■ **Text passage**:
- - -

How are costs for presidential golf trips calculated and reported by the government?
Executive summary
Government accounting for presidential golf trips is not a single line‑item but an aggregation of travel and security expenses estimated from public schedules and past government reports; HuffPost’s analysis — cited widely in media — places Trump’s second‑term golf costs at about $70.8–$71 million so far in 2025 and estimates roughly $3.4 million per Mar‑a‑Lago trip based on earlier GAO/2019 trip-cost benchmarks [1] [2] [3].
1. How reporters and trackers build the bill: piecing together travel and security
Journalists and independent trackers estimate presidential golf costs by adding up travel — chiefly the use of large presidential aircraft or Marine One — plus the extraordinary security footprint (motorcades, Coast Guard patrols, Secret Service details). Estimates cited in recent reporting rely on an average per‑trip figure derived from a Government Accountability Office (GAO)‑style analysis of prior trips and apply that per‑trip number to the president’s public schedule; HuffPost and outlets using its figures say each Mar‑a‑Lago country‑club trip runs roughly $3.4 million [1] [2] [3].
2. Government reporting versus journalistic reconstructions
Available sources do not point to a single, regularly updated federal line‑item labelled “golf trips.” Instead, government entities (like the GAO) have previously reviewed discrete trips and produced cost breakdowns, and reporters use those snapshots to model ongoing totals. The HuffPost analysis — the basis for multiple stories — extrapolates earlier GAO/2019 per‑trip costs to current travel patterns to reach its $70.8–$71 million figure for 2025 [1] [2].

- - -

■ **Information shown**:
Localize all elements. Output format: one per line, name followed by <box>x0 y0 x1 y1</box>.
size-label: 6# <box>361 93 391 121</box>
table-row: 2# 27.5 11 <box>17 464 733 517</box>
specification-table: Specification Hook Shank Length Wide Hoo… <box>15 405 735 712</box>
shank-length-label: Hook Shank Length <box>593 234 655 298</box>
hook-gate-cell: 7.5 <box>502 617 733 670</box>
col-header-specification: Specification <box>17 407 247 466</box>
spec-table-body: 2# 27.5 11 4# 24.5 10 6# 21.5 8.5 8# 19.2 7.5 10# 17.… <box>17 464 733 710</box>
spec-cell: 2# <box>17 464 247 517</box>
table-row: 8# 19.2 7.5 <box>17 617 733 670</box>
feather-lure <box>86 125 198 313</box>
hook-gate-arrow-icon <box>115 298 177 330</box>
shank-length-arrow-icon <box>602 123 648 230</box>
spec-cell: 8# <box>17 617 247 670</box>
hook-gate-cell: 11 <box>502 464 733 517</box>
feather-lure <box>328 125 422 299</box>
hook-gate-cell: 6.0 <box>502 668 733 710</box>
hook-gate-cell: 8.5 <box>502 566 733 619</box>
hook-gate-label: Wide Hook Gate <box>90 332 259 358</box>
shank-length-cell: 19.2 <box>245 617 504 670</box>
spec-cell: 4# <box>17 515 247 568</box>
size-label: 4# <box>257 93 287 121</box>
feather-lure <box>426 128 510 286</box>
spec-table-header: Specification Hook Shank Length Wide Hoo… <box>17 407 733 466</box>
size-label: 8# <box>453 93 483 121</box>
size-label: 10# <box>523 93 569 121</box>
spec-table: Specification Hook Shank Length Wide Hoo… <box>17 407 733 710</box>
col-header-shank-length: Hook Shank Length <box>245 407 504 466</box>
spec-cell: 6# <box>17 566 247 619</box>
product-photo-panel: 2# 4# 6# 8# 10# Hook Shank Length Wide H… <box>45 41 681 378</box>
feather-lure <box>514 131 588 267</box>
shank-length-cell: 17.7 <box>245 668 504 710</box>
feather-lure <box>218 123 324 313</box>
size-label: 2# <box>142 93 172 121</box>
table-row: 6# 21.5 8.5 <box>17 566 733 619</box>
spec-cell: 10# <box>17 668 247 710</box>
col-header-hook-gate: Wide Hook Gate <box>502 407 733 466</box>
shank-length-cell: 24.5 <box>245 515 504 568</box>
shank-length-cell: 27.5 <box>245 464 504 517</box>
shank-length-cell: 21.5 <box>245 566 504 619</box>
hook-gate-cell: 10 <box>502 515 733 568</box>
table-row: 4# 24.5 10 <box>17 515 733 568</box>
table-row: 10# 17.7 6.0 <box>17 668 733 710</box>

- - -

■ **What you will do**:
A – In the text on presidential golf trip costs, what is the estimated cost of each Mar‑a‑Lago trip?
B – Extend the text on presidential golf trip costs by writing what follows its last sentence.

■ **Answer list**:
A – Roughly $3.4 million per trip.

B –
3. Why Mar‑a‑Lago and some trips cost more
Mar‑a‑Lago trips are repeatedly flagged as especially expensive because of complex local security and transport logistics: island geography, maritime security patrols, and the use of the large modified Boeing 747 that serves as Air Force One. Reporters note that Bedminster, N.J., trips cost less because nearby airports cannot handle the 747 and require smaller aircraft or helicopter travel, reducing the per‑trip bill [3] [4].
4. Methodological limits and divergent tallies
Different trackers produce divergent totals because of methodology: HuffPost’s approach applies an unadjusted 2019 per‑trip number to 2025 trips, yielding about $70.8 million to $71 million so far; DidTrumpGolfToday.com uses its own per‑trip averages and reports a higher cumulative figure (about $107.8 million in one snapshot). News outlets explicitly warn the true total is “almost certainly higher” than unadjusted estimates because inflation and additional uncounted costs aren’t always included [1] [2] [5].
5. What counts and what reporters often can’t see
Public analyses generally include observable travel and security costs but may omit harder‑to‑trace expenditures such as overtime pay across federal agencies, indirect local law enforcement costs, or classified mission support where details are withheld. Available reporting does not list a comprehensive federal reconciliation of all such ancillary costs; HuffPost and others caution their totals are conservative compared with the likely full taxpayer burden [1] [2].
6. Political framing and competing narratives
Coverage of these costs is politically charged. Critics and some lawmakers use the tallies to argue inefficiency and waste, citing figures like “over $30 million” early in the term or the $70+ million later tallies; other outlets emphasize methodological caveats and compare patterns across presidents to contextualize the spending. Sources like People and HuffPost report both the raw estimates and lawmakers’ reactions, showing how cost accounting becomes an instrument in partisan debate [6] [1].
7. How to read future reports: follow the method, not just the number
To understand future claims, scrutinize the method: are analysts using GAO trip‑level breakdowns as a baseline, adjusting for inflation, counting only travel/security, or adding local law enforcement overtime and maritime patrols? The most transparent pieces cite their per‑trip basis and admit likely undercounting; HuffPost’s published approach has been the basis for many subsequent headlines and aggregation sites [1] [2] [3].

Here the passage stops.